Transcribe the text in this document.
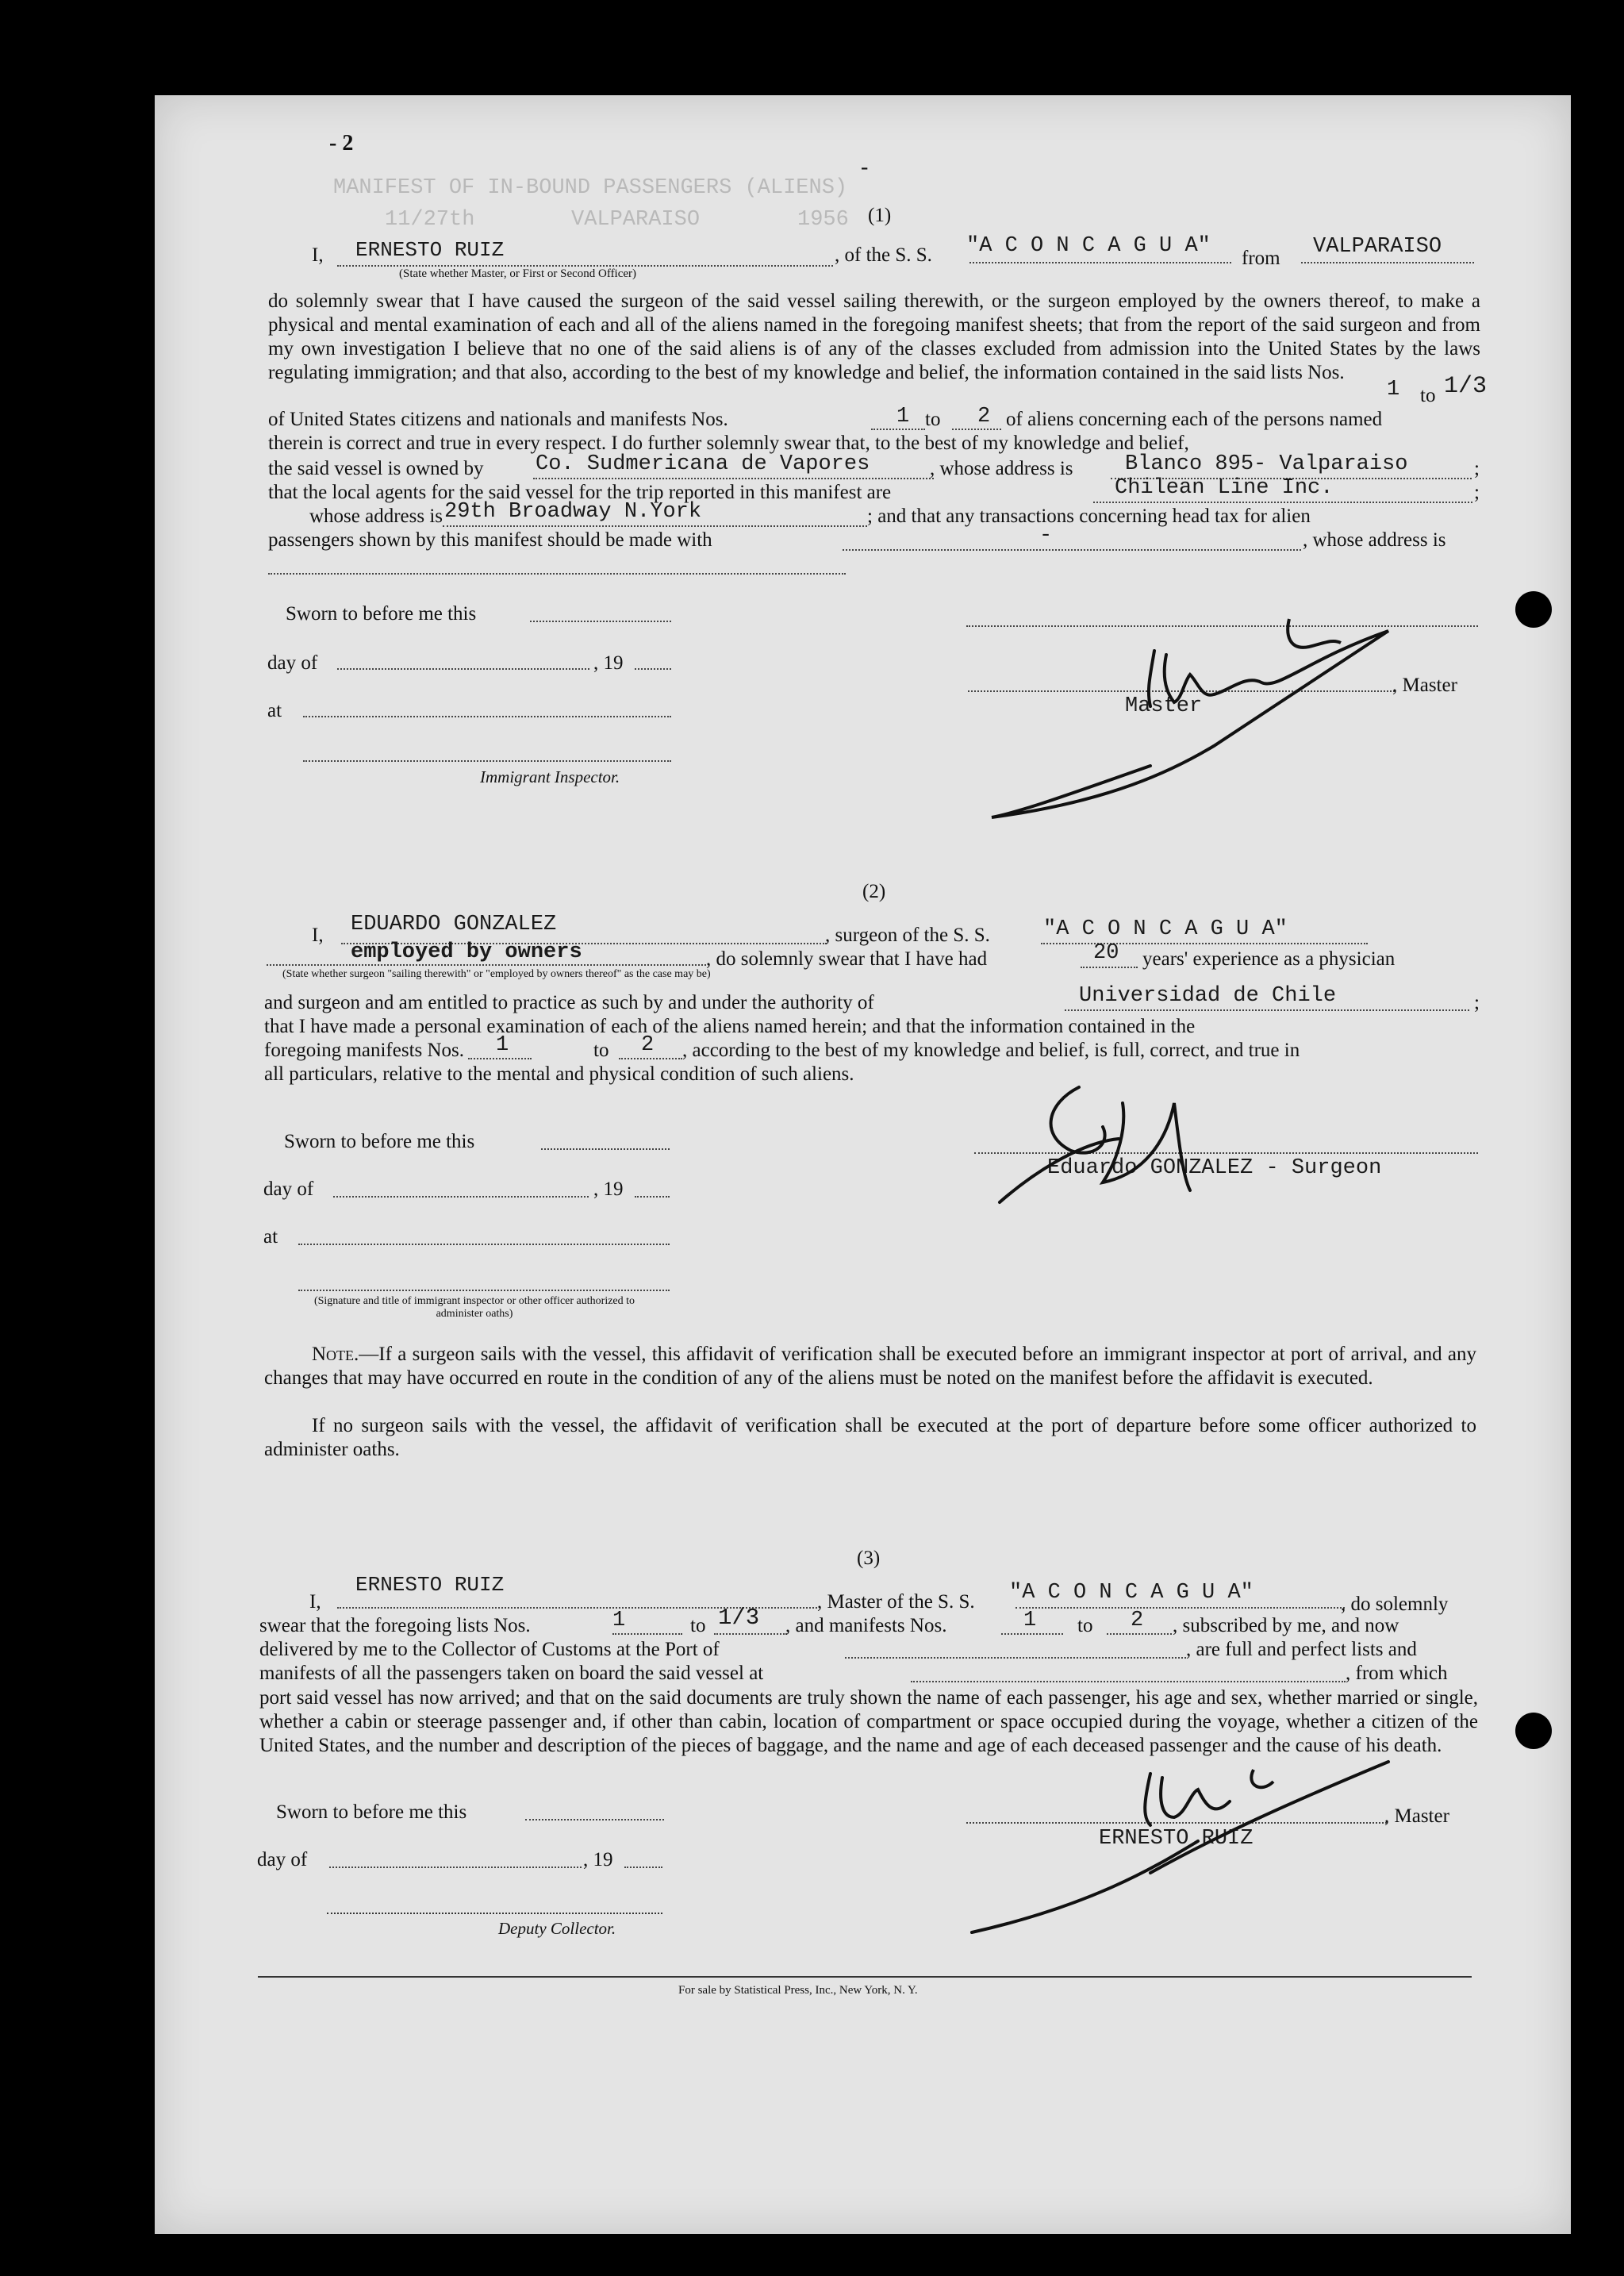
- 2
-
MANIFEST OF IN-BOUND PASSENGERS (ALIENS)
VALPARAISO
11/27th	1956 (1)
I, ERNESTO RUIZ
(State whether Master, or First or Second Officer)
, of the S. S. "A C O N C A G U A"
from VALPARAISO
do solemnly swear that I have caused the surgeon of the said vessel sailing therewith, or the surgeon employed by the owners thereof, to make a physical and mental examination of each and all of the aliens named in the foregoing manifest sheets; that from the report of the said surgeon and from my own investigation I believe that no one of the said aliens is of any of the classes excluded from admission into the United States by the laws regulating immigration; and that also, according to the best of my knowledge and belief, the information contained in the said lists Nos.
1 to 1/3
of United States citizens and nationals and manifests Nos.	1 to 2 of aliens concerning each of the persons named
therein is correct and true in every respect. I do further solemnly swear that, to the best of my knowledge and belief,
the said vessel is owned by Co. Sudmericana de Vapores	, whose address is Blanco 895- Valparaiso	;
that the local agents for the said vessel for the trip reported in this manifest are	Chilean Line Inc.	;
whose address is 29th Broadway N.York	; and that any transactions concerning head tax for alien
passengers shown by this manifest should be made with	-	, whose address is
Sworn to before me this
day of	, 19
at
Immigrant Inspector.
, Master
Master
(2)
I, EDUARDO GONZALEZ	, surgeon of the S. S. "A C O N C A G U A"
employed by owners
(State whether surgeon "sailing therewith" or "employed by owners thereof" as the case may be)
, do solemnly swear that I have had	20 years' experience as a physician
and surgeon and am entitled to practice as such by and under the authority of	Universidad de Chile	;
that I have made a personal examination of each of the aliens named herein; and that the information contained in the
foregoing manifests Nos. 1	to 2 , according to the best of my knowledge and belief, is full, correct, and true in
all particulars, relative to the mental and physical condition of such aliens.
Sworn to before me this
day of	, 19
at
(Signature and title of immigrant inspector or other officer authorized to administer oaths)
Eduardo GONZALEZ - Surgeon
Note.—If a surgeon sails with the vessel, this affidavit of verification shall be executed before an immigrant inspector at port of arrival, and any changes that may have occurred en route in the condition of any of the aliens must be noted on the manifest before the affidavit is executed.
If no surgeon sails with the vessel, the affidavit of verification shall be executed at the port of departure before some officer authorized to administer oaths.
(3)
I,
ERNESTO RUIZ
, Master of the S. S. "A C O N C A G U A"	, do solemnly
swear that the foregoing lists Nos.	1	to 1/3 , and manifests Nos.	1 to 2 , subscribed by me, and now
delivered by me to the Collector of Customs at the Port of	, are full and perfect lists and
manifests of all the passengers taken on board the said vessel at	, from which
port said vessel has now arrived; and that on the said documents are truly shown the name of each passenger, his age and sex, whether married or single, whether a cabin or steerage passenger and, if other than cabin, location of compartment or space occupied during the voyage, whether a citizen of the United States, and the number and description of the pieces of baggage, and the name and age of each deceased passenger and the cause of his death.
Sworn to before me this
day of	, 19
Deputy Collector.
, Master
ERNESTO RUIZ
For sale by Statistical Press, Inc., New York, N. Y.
________
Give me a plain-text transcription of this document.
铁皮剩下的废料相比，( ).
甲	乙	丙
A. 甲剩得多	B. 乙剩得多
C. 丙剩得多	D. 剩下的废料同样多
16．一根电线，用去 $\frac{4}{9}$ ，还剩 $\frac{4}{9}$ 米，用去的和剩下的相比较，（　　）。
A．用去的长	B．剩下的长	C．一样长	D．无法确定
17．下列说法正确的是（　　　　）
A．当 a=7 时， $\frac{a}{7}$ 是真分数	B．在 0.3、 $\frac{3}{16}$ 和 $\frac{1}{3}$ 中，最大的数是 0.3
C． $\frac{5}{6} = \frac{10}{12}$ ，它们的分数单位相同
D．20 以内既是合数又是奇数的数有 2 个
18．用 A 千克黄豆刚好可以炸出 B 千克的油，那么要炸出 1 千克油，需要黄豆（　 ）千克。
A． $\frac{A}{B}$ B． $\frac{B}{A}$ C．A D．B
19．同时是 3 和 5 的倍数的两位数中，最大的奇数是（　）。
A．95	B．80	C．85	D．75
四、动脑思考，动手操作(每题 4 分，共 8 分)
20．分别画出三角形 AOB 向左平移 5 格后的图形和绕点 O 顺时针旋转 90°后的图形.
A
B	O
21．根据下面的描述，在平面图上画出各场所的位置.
________
Report the number of lines above that contain the word "examination", and only that number.

2